What to do »
Restate the records that follow. Every word must match.

Supplied material »
* * *

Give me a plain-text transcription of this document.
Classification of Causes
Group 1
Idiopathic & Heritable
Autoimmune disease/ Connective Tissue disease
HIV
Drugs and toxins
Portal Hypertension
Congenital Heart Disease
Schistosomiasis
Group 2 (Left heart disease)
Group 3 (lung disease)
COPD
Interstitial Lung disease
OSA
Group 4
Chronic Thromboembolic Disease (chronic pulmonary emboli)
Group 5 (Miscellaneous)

* * *

Response »
Give me a plain-text transcription of this document.
Classification of Causes
Group 1
Idiopathic & Heritable
Autoimmune disease/ Connective Tissue disease
HIV
Drugs and toxins
Portal Hypertension
Congenital Heart Disease
Schistosomiasis
Group 2 (Left heart disease)
Group 3 (lung disease)
COPD
Interstitial Lung disease
OSA
Group 4
Chronic Thromboembolic Disease (chronic pulmonary emboli)
Group 5 (Miscellaneous)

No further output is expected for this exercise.